» **PROBLEM**
State how many lines contain "date", and write nothing except that count.

» **RECORDS FOR PROCESSING**
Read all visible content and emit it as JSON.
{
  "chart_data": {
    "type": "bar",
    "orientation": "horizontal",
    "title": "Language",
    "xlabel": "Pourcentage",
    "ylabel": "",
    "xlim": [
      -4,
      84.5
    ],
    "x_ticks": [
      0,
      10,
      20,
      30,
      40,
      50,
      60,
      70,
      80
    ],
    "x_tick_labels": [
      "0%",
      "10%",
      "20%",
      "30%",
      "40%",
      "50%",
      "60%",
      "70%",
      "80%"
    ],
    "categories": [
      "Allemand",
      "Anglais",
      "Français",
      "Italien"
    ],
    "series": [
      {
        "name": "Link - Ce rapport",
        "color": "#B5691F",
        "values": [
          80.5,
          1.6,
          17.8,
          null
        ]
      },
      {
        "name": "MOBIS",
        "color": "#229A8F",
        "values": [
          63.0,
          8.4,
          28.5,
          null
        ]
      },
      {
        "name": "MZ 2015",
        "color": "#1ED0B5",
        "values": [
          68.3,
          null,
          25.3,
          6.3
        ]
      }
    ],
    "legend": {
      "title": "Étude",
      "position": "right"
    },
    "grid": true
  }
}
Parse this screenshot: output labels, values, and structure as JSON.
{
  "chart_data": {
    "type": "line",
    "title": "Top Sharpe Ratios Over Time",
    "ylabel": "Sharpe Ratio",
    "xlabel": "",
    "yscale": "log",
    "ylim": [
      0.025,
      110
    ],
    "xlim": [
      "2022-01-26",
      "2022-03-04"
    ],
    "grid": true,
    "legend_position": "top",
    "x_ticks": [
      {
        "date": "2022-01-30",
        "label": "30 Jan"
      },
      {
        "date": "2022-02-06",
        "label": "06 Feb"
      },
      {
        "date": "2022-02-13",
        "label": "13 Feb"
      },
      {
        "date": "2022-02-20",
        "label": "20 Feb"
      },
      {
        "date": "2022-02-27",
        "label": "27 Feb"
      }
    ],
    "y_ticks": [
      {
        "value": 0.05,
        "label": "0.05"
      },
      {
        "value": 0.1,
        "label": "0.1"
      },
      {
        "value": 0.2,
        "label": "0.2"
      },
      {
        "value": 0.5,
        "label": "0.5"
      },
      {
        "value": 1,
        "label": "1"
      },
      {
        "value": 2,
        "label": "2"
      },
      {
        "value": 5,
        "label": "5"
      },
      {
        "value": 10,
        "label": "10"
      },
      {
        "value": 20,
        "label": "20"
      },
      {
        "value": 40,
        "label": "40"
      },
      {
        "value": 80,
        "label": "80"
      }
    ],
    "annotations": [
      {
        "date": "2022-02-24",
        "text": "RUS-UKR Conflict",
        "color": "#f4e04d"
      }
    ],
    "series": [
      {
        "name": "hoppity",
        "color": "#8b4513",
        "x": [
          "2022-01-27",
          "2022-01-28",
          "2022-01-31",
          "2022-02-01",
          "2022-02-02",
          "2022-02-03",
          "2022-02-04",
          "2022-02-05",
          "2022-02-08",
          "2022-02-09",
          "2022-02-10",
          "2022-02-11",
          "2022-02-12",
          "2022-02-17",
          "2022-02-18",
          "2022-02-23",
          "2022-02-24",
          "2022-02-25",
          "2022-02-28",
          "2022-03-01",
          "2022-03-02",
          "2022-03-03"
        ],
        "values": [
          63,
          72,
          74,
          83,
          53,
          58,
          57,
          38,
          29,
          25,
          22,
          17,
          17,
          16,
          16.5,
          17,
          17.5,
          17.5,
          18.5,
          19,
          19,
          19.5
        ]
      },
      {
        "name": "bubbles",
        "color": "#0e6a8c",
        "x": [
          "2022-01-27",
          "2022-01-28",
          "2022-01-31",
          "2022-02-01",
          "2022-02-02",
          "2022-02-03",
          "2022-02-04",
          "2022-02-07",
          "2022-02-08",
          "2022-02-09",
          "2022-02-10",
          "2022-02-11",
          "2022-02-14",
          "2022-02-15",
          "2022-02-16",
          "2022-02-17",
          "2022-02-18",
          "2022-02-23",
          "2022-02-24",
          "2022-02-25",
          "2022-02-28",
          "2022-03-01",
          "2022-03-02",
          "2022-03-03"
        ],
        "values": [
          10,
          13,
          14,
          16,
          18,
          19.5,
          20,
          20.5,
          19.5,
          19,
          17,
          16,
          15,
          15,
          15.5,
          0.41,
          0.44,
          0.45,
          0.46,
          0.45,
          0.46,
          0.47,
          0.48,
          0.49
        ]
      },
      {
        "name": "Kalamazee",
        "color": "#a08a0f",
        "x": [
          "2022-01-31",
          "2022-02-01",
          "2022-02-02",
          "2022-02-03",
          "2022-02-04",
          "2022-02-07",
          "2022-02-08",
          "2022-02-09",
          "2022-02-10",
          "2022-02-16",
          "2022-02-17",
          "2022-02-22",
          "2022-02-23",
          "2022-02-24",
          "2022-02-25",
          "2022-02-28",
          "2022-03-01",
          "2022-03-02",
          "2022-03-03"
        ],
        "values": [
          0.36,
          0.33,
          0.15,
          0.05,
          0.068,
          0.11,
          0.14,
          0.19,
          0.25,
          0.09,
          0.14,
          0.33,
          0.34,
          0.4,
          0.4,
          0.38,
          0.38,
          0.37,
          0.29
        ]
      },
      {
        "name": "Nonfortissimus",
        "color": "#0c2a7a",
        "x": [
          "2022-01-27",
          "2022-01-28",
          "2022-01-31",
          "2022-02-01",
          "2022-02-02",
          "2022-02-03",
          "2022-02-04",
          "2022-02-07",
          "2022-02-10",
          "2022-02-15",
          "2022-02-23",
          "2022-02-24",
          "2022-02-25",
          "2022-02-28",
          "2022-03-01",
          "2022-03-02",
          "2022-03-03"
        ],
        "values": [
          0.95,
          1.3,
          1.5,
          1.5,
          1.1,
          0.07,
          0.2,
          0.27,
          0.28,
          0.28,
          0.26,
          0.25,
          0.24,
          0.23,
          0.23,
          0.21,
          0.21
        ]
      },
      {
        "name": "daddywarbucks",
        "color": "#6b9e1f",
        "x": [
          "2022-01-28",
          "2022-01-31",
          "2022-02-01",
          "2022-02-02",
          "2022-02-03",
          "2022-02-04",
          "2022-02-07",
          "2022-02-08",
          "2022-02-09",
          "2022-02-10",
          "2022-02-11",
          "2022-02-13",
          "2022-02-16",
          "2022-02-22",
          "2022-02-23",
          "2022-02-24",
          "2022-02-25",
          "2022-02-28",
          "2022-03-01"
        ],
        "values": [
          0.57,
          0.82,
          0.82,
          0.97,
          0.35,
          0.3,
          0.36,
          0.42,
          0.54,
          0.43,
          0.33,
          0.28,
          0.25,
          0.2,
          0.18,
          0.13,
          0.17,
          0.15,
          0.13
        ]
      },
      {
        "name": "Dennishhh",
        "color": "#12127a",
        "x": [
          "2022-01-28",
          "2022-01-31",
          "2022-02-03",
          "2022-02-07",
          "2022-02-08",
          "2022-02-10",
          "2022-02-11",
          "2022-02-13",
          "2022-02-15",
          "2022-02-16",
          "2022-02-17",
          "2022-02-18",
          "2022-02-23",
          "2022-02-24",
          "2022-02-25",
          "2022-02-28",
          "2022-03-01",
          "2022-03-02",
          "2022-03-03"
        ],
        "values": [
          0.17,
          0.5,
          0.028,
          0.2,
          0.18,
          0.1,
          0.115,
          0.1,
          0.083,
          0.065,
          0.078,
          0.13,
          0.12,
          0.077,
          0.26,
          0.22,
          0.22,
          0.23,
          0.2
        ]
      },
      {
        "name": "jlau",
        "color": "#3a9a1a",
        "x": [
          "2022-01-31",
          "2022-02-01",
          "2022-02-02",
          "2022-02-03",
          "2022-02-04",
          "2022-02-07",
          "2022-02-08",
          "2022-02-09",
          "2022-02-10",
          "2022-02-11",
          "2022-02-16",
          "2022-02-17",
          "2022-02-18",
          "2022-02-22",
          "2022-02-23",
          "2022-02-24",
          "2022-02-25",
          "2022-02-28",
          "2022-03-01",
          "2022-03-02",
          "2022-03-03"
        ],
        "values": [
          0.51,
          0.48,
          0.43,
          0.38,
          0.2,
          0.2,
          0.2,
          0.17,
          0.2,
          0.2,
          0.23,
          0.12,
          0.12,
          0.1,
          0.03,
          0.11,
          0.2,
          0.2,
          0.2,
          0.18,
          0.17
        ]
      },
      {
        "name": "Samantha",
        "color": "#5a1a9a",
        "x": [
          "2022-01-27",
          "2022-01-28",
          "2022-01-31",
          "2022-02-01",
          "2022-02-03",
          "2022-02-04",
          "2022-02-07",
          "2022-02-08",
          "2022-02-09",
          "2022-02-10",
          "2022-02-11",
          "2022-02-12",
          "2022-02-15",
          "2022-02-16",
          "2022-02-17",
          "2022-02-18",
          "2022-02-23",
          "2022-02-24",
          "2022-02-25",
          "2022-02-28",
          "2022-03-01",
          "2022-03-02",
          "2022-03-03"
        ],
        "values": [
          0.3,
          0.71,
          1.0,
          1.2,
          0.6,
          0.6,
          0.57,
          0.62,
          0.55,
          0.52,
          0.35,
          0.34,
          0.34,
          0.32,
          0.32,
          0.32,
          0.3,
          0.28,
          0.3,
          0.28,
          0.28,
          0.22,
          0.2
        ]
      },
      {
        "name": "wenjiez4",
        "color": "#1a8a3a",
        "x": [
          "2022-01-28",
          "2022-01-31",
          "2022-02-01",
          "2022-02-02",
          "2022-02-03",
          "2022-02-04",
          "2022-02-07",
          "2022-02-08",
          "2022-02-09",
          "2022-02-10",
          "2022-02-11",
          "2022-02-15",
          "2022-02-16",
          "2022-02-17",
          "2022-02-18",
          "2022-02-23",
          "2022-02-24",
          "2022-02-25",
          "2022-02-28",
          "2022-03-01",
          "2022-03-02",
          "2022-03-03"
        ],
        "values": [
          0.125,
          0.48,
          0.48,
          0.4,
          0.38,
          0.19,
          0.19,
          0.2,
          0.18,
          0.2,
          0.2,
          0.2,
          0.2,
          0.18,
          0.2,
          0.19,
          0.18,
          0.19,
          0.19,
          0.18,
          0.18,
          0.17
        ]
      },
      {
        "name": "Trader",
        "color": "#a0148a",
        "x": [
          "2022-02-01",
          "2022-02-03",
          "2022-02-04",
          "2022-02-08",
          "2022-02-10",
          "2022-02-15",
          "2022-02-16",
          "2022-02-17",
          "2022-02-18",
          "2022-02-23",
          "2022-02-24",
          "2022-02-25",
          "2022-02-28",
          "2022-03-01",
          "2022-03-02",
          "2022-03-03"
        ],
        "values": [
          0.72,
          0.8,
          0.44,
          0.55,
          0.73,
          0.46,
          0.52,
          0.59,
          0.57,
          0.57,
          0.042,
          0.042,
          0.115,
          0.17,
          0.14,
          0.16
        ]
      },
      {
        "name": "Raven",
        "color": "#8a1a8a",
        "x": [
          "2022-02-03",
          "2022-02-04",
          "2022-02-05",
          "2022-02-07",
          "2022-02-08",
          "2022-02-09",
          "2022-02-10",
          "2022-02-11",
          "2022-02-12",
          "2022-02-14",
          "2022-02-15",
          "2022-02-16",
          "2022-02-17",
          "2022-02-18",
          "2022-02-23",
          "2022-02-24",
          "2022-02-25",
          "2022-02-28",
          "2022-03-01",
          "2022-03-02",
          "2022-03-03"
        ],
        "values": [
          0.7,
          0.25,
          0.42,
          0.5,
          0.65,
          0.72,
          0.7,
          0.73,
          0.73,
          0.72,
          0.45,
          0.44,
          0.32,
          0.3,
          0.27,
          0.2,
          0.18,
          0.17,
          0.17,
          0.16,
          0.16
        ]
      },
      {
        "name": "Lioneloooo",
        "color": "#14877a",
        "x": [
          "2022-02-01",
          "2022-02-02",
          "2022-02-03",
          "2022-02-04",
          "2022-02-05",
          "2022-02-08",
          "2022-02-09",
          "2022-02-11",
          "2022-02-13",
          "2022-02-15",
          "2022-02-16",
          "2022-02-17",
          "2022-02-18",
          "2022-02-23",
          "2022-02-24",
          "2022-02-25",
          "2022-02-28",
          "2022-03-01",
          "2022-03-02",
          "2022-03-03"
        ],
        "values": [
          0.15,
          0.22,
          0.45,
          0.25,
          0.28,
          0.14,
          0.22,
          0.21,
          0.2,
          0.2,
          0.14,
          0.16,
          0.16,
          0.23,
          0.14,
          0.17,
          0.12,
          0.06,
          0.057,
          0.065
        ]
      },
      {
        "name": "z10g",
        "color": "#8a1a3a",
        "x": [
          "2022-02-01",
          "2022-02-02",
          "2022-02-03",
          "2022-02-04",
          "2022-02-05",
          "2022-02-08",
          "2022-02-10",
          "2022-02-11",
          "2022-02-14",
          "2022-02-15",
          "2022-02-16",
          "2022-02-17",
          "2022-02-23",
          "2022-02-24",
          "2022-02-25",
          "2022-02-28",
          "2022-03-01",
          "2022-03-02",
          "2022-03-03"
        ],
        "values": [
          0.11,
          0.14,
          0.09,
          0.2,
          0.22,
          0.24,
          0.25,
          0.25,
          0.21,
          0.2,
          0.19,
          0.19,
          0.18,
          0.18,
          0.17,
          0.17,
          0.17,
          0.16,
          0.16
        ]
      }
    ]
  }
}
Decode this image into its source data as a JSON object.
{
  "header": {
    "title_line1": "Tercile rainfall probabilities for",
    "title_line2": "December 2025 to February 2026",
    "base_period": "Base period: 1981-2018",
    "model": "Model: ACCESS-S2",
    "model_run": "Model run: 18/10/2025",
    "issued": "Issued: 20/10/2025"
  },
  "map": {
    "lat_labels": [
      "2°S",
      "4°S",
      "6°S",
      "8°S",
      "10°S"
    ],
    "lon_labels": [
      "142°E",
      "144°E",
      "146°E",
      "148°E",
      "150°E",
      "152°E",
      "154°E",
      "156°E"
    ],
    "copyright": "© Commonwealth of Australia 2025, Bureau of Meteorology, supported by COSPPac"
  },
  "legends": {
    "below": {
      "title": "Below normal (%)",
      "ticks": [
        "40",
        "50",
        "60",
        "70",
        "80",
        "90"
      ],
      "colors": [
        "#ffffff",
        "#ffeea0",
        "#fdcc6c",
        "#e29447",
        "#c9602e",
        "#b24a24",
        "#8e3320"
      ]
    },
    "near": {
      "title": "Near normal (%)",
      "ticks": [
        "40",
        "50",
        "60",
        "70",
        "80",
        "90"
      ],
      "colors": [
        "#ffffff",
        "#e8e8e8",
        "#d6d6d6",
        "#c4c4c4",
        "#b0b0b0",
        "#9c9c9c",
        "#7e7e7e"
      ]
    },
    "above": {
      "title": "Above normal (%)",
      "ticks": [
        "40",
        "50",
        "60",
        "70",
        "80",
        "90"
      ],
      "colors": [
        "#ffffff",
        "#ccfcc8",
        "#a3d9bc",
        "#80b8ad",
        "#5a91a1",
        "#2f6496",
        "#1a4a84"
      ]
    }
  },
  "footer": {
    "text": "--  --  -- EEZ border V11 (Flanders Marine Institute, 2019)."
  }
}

» **SOLUTION FOR THIS EXERCISE**
6